Não fazem, não propõem, não se dispõem a contribuir para sair deste lodo putrefacto. São palavras. São vazios de ideias. São do contra. A posição dos acomodados e medrosos.
A derrapagem orçamental de 1.800 mil milhões de euros, ontem conhecida, durante três meses, abala a confiança de qualquer actor político. É verdade. Mas a solução jamais pode ser cruzar os braços, gritar protestos, e esperar as migalhas eleitorais resultantes desses protestos. Protestos sem consequência. Na minha televisão não fala nem o PC nem o Bloco de Esquerda.Estou cansado de os ouvir dizer que existem alternativas ao orçamento. Sempre o mesmo discurso: Existem outras alternativas e não as mostram. Porque não existem. São o jargão presumido inteligência. O CDS rumina. Diz coisas em voz baixa, mas rumina. Espera a boleia do PSD para ser governo. É o seu fado. O fado da chulice. Faz tu as despesas pois se houver eleições cá estou para te ajudar a formar governo. O maior castigo que poderia ser infligido ao CDS, por esta modorra, seria num próximo acto eleitoral o PSD ter maioria absoluta e borrifar-se nesta passividade que não passa de oratória crispada.
Estamos no fim. Mais do que no fim de um ciclo económico, estamos no fim de um ciclo de militante preguiça, vaidade, populismo, negociata, de mediocridade intelectual e espiritual há muito não vista. Ontem, Eduardo Catroga, armado da sua seriedade romântica, fez-me lembrar um bombeiro no meio das chamas.Quis apagar um fogo que nos dizima. Apenas cometeu um erro. Não percebeu que não estava numa discussão séria. Participou num espectáculo de circo e feras. Mais nada. Portugal afunda-se comprometendo o futuro dos nosso filhos, pois o nosso há muito está comprometido.E tiro o chapéu a Passo Coelho. Ganhou a firmeza que o faz desconfiar. E faz bem. Não é possível negociar num esgoto. Nem é possível querer ser alternativa a isto tudo, não tenho outra palavra que não seja 'isto' quando olho para os vários discursos, pois alguém precisa de ser timoneiro desta barca que caminha para o naufrágio. E só o poder ser pela diferença, pela intransigência no que respeita a abdicar de princípios. E já nem falo de princípios ideológicos. Falo de carácter, honradez, seriedade, de amor ao país.
┄┄┄┄┄┄┄┄┄┄┄┄┄┄┄┄┄┄┄┄
◆ Tarefa 1: Enumere todos os partidos políticos mencionados no texto em análise.
◆ Tarefa 2:
Com base no texto em análise, responda às perguntas.
(a) Qual é o valor da derrapagem orçamental referida?
(b) Com quem o autor compara Eduardo Catroga?
(c) De que partido o CDS espera a boleia para ser governo?
Não é preciso consultar as entradas para resolver as tarefas.

[Entradas do conjunto de dados]
┄┄┄┄┄┄┄┄┄┄┄┄┄┄┄┄┄┄┄┄
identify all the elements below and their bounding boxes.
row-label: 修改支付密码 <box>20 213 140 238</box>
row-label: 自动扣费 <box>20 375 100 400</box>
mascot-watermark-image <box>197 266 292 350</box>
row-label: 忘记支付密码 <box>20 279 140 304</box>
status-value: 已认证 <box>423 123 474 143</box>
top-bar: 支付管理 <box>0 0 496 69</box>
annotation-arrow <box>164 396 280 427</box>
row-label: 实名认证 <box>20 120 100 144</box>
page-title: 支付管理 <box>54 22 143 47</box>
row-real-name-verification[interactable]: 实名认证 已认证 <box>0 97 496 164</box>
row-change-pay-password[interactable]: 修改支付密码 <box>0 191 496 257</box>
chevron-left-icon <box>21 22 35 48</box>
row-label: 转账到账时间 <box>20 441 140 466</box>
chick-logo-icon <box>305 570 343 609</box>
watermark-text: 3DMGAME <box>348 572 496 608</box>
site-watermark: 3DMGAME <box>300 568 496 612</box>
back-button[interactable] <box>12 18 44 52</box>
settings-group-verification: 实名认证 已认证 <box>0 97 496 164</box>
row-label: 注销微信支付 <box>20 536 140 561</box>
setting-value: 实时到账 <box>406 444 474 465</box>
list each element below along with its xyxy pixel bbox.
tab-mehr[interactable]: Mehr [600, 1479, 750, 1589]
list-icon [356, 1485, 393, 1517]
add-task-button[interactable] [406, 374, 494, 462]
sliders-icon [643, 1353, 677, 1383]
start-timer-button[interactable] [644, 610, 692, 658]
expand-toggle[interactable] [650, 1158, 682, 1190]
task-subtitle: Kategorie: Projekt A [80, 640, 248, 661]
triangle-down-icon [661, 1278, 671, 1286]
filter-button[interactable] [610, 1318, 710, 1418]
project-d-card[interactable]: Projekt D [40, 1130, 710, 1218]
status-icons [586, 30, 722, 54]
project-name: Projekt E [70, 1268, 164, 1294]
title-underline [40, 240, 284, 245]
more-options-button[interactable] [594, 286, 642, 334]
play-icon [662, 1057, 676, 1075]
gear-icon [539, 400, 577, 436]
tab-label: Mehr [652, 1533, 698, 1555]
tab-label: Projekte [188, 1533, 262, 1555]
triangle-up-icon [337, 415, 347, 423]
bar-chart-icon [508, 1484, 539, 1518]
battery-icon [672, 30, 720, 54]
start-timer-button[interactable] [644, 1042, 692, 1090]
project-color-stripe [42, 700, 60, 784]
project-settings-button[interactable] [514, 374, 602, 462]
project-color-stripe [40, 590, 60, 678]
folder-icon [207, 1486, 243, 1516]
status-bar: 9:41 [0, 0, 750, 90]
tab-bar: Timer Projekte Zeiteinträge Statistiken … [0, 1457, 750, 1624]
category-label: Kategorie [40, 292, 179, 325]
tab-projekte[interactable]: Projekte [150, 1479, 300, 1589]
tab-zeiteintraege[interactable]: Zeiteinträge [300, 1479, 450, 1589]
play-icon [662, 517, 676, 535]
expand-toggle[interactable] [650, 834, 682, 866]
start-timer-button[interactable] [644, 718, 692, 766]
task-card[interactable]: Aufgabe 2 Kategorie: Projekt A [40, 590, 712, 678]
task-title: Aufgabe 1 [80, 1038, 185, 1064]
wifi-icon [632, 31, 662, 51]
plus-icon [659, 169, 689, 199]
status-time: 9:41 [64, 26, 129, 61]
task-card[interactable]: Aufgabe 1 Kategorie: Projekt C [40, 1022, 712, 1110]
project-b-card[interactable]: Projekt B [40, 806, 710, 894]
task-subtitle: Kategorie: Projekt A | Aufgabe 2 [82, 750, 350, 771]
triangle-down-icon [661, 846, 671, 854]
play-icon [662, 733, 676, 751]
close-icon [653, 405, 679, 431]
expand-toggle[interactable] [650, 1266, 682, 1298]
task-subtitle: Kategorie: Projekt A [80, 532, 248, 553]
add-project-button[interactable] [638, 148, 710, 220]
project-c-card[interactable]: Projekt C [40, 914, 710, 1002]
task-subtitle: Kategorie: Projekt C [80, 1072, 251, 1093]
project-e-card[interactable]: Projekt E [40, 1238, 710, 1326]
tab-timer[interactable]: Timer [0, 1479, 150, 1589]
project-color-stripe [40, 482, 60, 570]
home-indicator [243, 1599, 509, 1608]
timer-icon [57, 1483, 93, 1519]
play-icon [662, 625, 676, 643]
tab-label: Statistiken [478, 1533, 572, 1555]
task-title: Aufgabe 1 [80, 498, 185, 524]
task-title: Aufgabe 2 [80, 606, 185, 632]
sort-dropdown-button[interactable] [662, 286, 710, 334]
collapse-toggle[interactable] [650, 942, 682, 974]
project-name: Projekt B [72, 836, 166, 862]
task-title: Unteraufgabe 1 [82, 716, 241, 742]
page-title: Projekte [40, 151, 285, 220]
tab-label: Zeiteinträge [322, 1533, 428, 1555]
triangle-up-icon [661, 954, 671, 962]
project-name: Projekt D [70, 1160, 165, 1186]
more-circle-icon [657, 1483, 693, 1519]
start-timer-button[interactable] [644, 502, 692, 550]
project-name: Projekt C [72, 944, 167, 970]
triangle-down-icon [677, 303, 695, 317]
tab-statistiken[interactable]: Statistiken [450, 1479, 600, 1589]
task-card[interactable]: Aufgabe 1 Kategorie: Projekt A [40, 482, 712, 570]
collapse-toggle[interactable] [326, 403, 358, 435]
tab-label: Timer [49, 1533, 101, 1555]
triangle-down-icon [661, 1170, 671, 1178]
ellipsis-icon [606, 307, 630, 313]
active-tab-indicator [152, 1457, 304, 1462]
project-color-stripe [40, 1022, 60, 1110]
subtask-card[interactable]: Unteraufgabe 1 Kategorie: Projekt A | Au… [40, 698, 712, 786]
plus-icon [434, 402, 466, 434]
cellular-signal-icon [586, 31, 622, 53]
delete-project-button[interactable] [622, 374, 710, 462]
┄┄┄┄┄┄┄┄┄┄┄┄┄┄┄┄┄┄┄┄
◆ Resposta 1:
PC
Bloco de Esquerda
CDS
PSD

◆ Resposta 2:
(a) 1.800 mil milhões de euros.
(b) Com um bombeiro no meio das chamas.
(c) Do PSD.